GOAL:
Write out all of the entries exactly as given.

DATASET RECORDS:
========================

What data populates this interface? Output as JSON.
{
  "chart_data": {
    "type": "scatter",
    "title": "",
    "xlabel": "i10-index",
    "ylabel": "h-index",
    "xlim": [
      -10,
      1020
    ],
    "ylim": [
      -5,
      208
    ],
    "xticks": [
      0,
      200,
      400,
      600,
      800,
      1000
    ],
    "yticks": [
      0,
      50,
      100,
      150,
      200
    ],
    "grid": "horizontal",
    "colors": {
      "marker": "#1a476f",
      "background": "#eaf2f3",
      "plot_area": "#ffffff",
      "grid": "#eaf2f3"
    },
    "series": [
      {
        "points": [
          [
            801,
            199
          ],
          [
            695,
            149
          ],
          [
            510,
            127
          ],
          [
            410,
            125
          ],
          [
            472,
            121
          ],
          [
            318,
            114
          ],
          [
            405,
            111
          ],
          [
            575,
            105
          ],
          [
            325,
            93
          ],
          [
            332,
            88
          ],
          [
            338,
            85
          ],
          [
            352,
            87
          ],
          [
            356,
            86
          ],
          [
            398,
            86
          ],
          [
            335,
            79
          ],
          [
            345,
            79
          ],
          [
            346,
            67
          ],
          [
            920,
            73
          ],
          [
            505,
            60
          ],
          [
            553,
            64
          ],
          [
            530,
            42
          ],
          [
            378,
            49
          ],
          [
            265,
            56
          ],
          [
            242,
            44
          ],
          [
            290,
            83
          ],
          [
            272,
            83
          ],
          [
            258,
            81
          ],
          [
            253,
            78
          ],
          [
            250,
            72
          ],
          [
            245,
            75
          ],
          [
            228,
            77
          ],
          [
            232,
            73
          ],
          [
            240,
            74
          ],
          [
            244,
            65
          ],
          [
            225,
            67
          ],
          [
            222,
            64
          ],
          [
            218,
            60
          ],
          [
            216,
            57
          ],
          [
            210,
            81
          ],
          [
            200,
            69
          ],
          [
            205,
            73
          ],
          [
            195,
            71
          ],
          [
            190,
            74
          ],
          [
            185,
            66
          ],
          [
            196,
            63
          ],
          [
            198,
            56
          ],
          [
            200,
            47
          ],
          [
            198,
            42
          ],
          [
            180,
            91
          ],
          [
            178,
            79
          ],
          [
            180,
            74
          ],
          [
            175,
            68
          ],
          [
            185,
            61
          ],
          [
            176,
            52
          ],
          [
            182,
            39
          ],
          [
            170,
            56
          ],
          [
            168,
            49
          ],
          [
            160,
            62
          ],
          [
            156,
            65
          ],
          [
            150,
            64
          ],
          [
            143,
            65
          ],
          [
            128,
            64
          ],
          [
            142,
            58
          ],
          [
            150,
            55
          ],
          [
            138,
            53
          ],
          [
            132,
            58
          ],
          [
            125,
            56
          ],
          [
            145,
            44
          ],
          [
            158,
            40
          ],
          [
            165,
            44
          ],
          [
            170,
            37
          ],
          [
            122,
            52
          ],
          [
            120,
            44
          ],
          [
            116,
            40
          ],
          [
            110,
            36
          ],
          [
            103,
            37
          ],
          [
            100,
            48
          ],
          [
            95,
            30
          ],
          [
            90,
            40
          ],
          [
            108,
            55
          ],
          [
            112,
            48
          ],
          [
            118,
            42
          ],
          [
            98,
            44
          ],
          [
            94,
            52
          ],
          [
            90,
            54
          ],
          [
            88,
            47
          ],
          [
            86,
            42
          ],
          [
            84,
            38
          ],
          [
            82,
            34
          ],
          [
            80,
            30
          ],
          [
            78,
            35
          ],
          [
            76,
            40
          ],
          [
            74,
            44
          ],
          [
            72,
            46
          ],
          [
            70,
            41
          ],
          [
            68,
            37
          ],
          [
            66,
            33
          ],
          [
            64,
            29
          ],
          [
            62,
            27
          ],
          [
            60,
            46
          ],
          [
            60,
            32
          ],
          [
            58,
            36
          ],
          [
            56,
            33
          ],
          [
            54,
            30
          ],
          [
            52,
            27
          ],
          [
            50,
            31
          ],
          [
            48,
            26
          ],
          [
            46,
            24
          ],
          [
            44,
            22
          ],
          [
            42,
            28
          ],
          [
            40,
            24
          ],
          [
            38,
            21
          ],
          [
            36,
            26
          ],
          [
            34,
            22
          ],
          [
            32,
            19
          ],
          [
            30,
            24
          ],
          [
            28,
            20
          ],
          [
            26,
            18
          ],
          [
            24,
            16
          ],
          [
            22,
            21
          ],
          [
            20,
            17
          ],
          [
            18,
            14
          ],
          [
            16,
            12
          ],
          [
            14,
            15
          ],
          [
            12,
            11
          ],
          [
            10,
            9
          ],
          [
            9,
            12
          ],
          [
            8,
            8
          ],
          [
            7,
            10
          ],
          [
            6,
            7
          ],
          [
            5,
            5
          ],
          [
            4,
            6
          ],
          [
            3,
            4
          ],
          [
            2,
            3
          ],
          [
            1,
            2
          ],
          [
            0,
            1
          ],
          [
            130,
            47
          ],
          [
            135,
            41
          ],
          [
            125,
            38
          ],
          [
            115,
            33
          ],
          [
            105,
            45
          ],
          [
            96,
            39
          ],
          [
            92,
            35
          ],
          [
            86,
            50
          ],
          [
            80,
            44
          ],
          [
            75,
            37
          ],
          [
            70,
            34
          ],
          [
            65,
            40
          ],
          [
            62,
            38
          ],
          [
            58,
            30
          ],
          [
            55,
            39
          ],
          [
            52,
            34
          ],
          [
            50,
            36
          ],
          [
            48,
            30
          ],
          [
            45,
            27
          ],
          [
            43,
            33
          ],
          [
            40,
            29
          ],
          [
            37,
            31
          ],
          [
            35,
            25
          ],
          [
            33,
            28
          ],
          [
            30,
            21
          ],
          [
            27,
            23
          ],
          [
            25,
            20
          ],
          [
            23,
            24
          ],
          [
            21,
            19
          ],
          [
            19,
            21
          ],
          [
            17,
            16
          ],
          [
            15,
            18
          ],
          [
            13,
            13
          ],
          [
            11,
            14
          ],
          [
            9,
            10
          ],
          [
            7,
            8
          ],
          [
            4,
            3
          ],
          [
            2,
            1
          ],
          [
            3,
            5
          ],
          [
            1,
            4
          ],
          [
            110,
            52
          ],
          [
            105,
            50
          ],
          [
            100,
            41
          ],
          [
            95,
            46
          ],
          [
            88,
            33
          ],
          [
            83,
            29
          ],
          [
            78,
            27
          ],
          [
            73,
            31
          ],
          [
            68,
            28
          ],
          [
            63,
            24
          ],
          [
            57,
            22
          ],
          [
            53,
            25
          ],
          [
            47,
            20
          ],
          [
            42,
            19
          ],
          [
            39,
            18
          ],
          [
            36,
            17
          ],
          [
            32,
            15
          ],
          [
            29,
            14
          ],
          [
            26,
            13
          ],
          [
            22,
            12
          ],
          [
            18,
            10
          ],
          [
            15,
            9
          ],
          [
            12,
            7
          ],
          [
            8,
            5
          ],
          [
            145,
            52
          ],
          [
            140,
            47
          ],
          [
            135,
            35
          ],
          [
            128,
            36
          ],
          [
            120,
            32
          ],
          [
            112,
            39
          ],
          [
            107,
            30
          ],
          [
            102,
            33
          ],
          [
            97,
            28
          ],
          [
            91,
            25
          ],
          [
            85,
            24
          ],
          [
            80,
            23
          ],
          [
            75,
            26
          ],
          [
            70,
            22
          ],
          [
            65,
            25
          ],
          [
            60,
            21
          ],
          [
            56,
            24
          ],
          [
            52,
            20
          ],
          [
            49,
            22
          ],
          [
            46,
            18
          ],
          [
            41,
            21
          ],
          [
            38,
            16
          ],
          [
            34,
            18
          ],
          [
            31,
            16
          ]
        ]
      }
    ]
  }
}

========================

FULL RESPONSE:
What data populates this interface? Output as JSON.
{
  "chart_data": {
    "type": "scatter",
    "title": "",
    "xlabel": "i10-index",
    "ylabel": "h-index",
    "xlim": [
      -10,
      1020
    ],
    "ylim": [
      -5,
      208
    ],
    "xticks": [
      0,
      200,
      400,
      600,
      800,
      1000
    ],
    "yticks": [
      0,
      50,
      100,
      150,
      200
    ],
    "grid": "horizontal",
    "colors": {
      "marker": "#1a476f",
      "background": "#eaf2f3",
      "plot_area": "#ffffff",
      "grid": "#eaf2f3"
    },
    "series": [
      {
        "points": [
          [
            801,
            199
          ],
          [
            695,
            149
          ],
          [
            510,
            127
          ],
          [
            410,
            125
          ],
          [
            472,
            121
          ],
          [
            318,
            114
          ],
          [
            405,
            111
          ],
          [
            575,
            105
          ],
          [
            325,
            93
          ],
          [
            332,
            88
          ],
          [
            338,
            85
          ],
          [
            352,
            87
          ],
          [
            356,
            86
          ],
          [
            398,
            86
          ],
          [
            335,
            79
          ],
          [
            345,
            79
          ],
          [
            346,
            67
          ],
          [
            920,
            73
          ],
          [
            505,
            60
          ],
          [
            553,
            64
          ],
          [
            530,
            42
          ],
          [
            378,
            49
          ],
          [
            265,
            56
          ],
          [
            242,
            44
          ],
          [
            290,
            83
          ],
          [
            272,
            83
          ],
          [
            258,
            81
          ],
          [
            253,
            78
          ],
          [
            250,
            72
          ],
          [
            245,
            75
          ],
          [
            228,
            77
          ],
          [
            232,
            73
          ],
          [
            240,
            74
          ],
          [
            244,
            65
          ],
          [
            225,
            67
          ],
          [
            222,
            64
          ],
          [
            218,
            60
          ],
          [
            216,
            57
          ],
          [
            210,
            81
          ],
          [
            200,
            69
          ],
          [
            205,
            73
          ],
          [
            195,
            71
          ],
          [
            190,
            74
          ],
          [
            185,
            66
          ],
          [
            196,
            63
          ],
          [
            198,
            56
          ],
          [
            200,
            47
          ],
          [
            198,
            42
          ],
          [
            180,
            91
          ],
          [
            178,
            79
          ],
          [
            180,
            74
          ],
          [
            175,
            68
          ],
          [
            185,
            61
          ],
          [
            176,
            52
          ],
          [
            182,
            39
          ],
          [
            170,
            56
          ],
          [
            168,
            49
          ],
          [
            160,
            62
          ],
          [
            156,
            65
          ],
          [
            150,
            64
          ],
          [
            143,
            65
          ],
          [
            128,
            64
          ],
          [
            142,
            58
          ],
          [
            150,
            55
          ],
          [
            138,
            53
          ],
          [
            132,
            58
          ],
          [
            125,
            56
          ],
          [
            145,
            44
          ],
          [
            158,
            40
          ],
          [
            165,
            44
          ],
          [
            170,
            37
          ],
          [
            122,
            52
          ],
          [
            120,
            44
          ],
          [
            116,
            40
          ],
          [
            110,
            36
          ],
          [
            103,
            37
          ],
          [
            100,
            48
          ],
          [
            95,
            30
          ],
          [
            90,
            40
          ],
          [
            108,
            55
          ],
          [
            112,
            48
          ],
          [
            118,
            42
          ],
          [
            98,
            44
          ],
          [
            94,
            52
          ],
          [
            90,
            54
          ],
          [
            88,
            47
          ],
          [
            86,
            42
          ],
          [
            84,
            38
          ],
          [
            82,
            34
          ],
          [
            80,
            30
          ],
          [
            78,
            35
          ],
          [
            76,
            40
          ],
          [
            74,
            44
          ],
          [
            72,
            46
          ],
          [
            70,
            41
          ],
          [
            68,
            37
          ],
          [
            66,
            33
          ],
          [
            64,
            29
          ],
          [
            62,
            27
          ],
          [
            60,
            46
          ],
          [
            60,
            32
          ],
          [
            58,
            36
          ],
          [
            56,
            33
          ],
          [
            54,
            30
          ],
          [
            52,
            27
          ],
          [
            50,
            31
          ],
          [
            48,
            26
          ],
          [
            46,
            24
          ],
          [
            44,
            22
          ],
          [
            42,
            28
          ],
          [
            40,
            24
          ],
          [
            38,
            21
          ],
          [
            36,
            26
          ],
          [
            34,
            22
          ],
          [
            32,
            19
          ],
          [
            30,
            24
          ],
          [
            28,
            20
          ],
          [
            26,
            18
          ],
          [
            24,
            16
          ],
          [
            22,
            21
          ],
          [
            20,
            17
          ],
          [
            18,
            14
          ],
          [
            16,
            12
          ],
          [
            14,
            15
          ],
          [
            12,
            11
          ],
          [
            10,
            9
          ],
          [
            9,
            12
          ],
          [
            8,
            8
          ],
          [
            7,
            10
          ],
          [
            6,
            7
          ],
          [
            5,
            5
          ],
          [
            4,
            6
          ],
          [
            3,
            4
          ],
          [
            2,
            3
          ],
          [
            1,
            2
          ],
          [
            0,
            1
          ],
          [
            130,
            47
          ],
          [
            135,
            41
          ],
          [
            125,
            38
          ],
          [
            115,
            33
          ],
          [
            105,
            45
          ],
          [
            96,
            39
          ],
          [
            92,
            35
          ],
          [
            86,
            50
          ],
          [
            80,
            44
          ],
          [
            75,
            37
          ],
          [
            70,
            34
          ],
          [
            65,
            40
          ],
          [
            62,
            38
          ],
          [
            58,
            30
          ],
          [
            55,
            39
          ],
          [
            52,
            34
          ],
          [
            50,
            36
          ],
          [
            48,
            30
          ],
          [
            45,
            27
          ],
          [
            43,
            33
          ],
          [
            40,
            29
          ],
          [
            37,
            31
          ],
          [
            35,
            25
          ],
          [
            33,
            28
          ],
          [
            30,
            21
          ],
          [
            27,
            23
          ],
          [
            25,
            20
          ],
          [
            23,
            24
          ],
          [
            21,
            19
          ],
          [
            19,
            21
          ],
          [
            17,
            16
          ],
          [
            15,
            18
          ],
          [
            13,
            13
          ],
          [
            11,
            14
          ],
          [
            9,
            10
          ],
          [
            7,
            8
          ],
          [
            4,
            3
          ],
          [
            2,
            1
          ],
          [
            3,
            5
          ],
          [
            1,
            4
          ],
          [
            110,
            52
          ],
          [
            105,
            50
          ],
          [
            100,
            41
          ],
          [
            95,
            46
          ],
          [
            88,
            33
          ],
          [
            83,
            29
          ],
          [
            78,
            27
          ],
          [
            73,
            31
          ],
          [
            68,
            28
          ],
          [
            63,
            24
          ],
          [
            57,
            22
          ],
          [
            53,
            25
          ],
          [
            47,
            20
          ],
          [
            42,
            19
          ],
          [
            39,
            18
          ],
          [
            36,
            17
          ],
          [
            32,
            15
          ],
          [
            29,
            14
          ],
          [
            26,
            13
          ],
          [
            22,
            12
          ],
          [
            18,
            10
          ],
          [
            15,
            9
          ],
          [
            12,
            7
          ],
          [
            8,
            5
          ],
          [
            145,
            52
          ],
          [
            140,
            47
          ],
          [
            135,
            35
          ],
          [
            128,
            36
          ],
          [
            120,
            32
          ],
          [
            112,
            39
          ],
          [
            107,
            30
          ],
          [
            102,
            33
          ],
          [
            97,
            28
          ],
          [
            91,
            25
          ],
          [
            85,
            24
          ],
          [
            80,
            23
          ],
          [
            75,
            26
          ],
          [
            70,
            22
          ],
          [
            65,
            25
          ],
          [
            60,
            21
          ],
          [
            56,
            24
          ],
          [
            52,
            20
          ],
          [
            49,
            22
          ],
          [
            46,
            18
          ],
          [
            41,
            21
          ],
          [
            38,
            16
          ],
          [
            34,
            18
          ],
          [
            31,
            16
          ]
        ]
      }
    ]
  }
}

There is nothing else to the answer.